Given instruction:
Check every line of the data below for the string "color", and copy the ones that hold it.

(Figure content listings)
• • • • • • •
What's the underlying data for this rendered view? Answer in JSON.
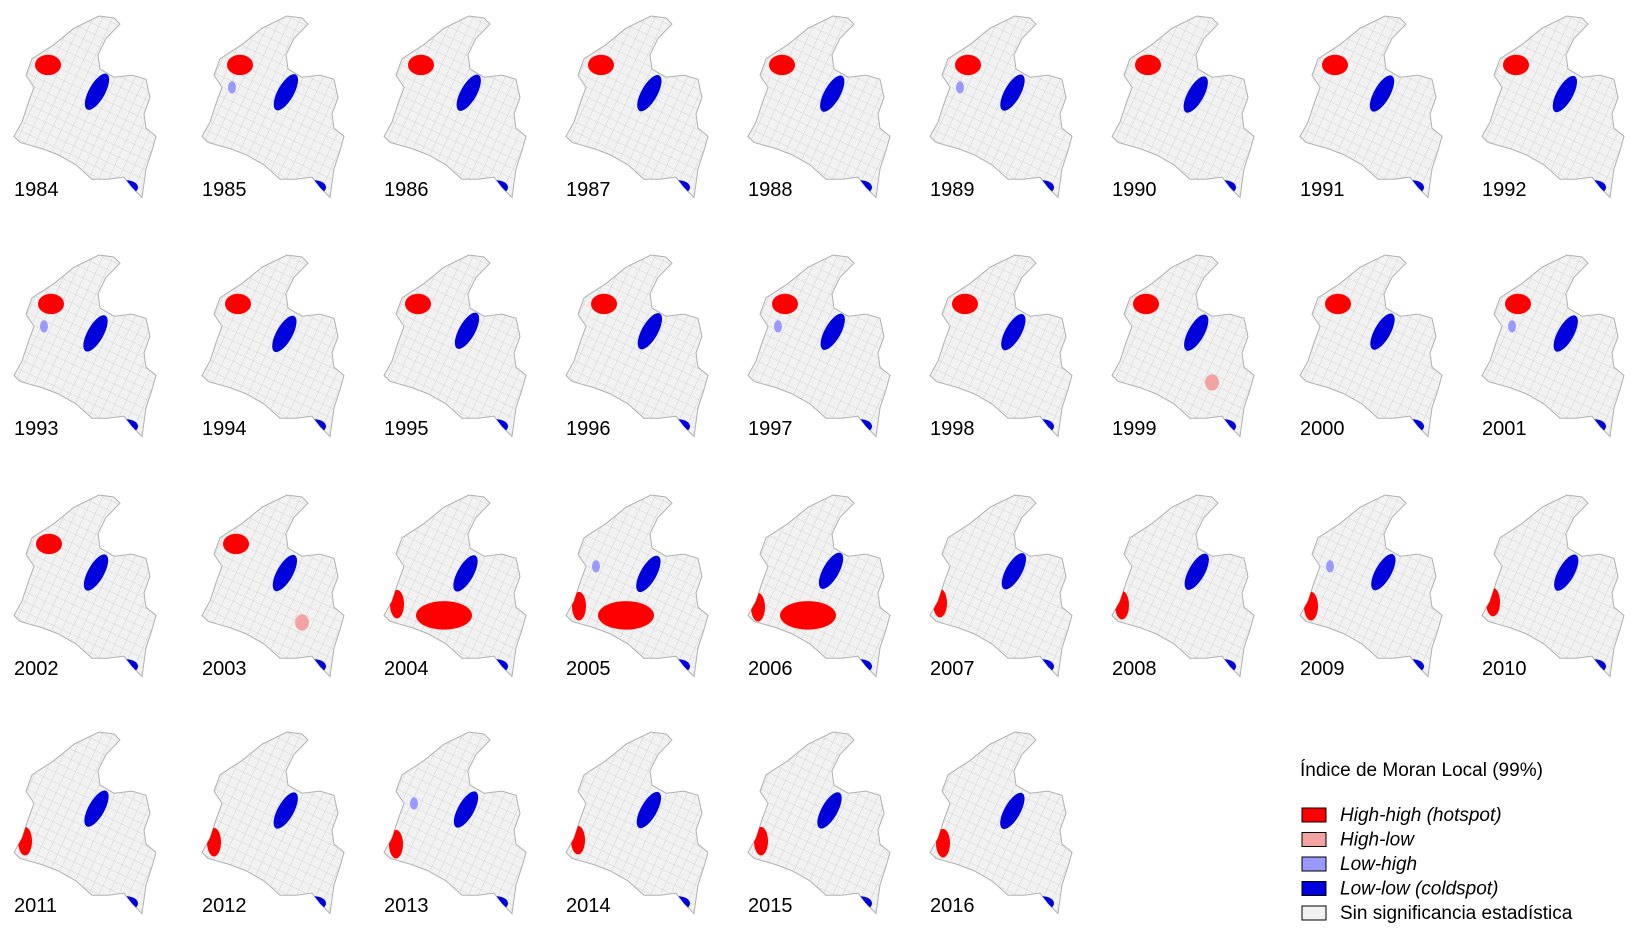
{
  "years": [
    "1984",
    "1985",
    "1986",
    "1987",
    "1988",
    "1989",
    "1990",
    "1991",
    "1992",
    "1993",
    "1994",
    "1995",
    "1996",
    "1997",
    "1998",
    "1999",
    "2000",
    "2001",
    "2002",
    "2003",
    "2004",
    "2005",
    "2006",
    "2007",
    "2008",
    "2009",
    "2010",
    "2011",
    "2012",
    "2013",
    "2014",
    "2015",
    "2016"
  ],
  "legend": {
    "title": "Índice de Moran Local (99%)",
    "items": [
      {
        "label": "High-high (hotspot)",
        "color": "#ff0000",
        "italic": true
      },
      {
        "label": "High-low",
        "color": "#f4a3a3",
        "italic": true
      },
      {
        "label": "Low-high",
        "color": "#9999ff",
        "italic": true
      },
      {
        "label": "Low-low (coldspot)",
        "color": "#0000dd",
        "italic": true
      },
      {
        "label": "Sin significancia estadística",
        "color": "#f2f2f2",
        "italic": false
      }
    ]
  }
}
• • • • • • •
Result of this exercise:
        "color": "#ff0000",
        "color": "#f4a3a3",
        "color": "#9999ff",
        "color": "#0000dd",
        "color": "#f2f2f2",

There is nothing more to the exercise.